===== SUPPLIED DATA

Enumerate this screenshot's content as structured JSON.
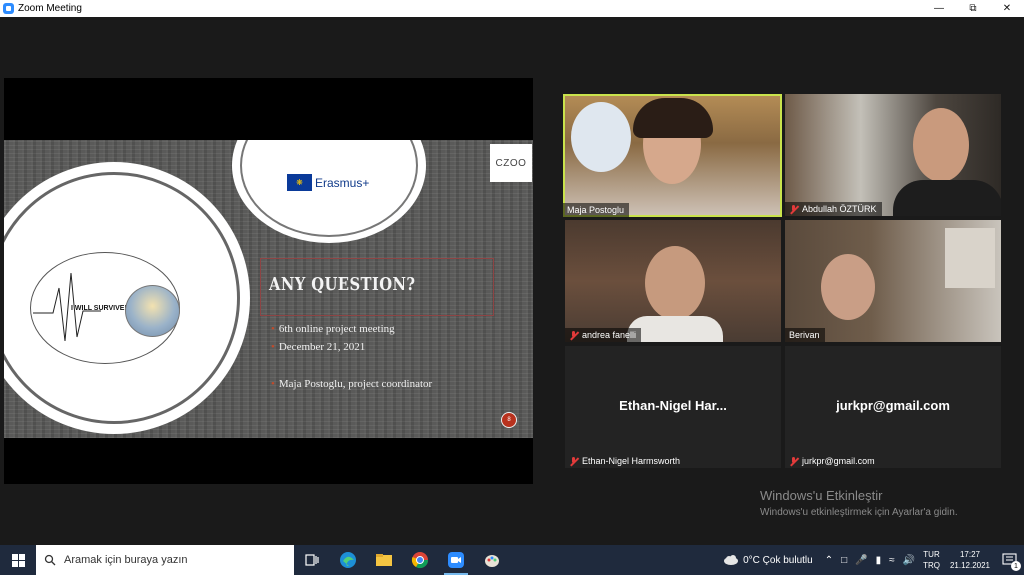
{
  "window": {
    "title": "Zoom Meeting"
  },
  "slide": {
    "erasmus_label": "Erasmus+",
    "logo_text": "CZOO",
    "survive_text": "I WILL SURVIVE!",
    "question": "ANY QUESTION?",
    "bullets": [
      "6th online project meeting",
      "December 21, 2021",
      "Maja Postoglu, project coordinator"
    ],
    "page_number": "8"
  },
  "participants": [
    {
      "name": "Maja Postoglu",
      "muted": false,
      "active_speaker": true
    },
    {
      "name": "Abdullah ÖZTÜRK",
      "muted": true
    },
    {
      "name": "andrea fanelli",
      "muted": true
    },
    {
      "name": "Berivan",
      "muted": false
    },
    {
      "name": "Ethan-Nigel Harmsworth",
      "display_text": "Ethan-Nigel  Har...",
      "muted": true
    },
    {
      "name": "jurkpr@gmail.com",
      "display_text": "jurkpr@gmail.com",
      "muted": true
    }
  ],
  "activation": {
    "title": "Windows'u Etkinleştir",
    "subtitle": "Windows'u etkinleştirmek için Ayarlar'a gidin."
  },
  "taskbar": {
    "search_placeholder": "Aramak için buraya yazın",
    "weather": "0°C  Çok bulutlu",
    "lang_top": "TUR",
    "lang_bottom": "TRQ",
    "time": "17:27",
    "date": "21.12.2021",
    "notification_count": "1"
  },
  "colors": {
    "active_speaker": "#c9e34c",
    "muted": "#e23a3a",
    "taskbar": "#1f2a3d"
  }
}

==========

* **WRITTEN TASK**:
Look through the lines above and collect those with the word "Ethan".

* **FINAL ANSWER**:
      "name": "Ethan-Nigel Harmsworth",
      "display_text": "Ethan-Nigel  Har...",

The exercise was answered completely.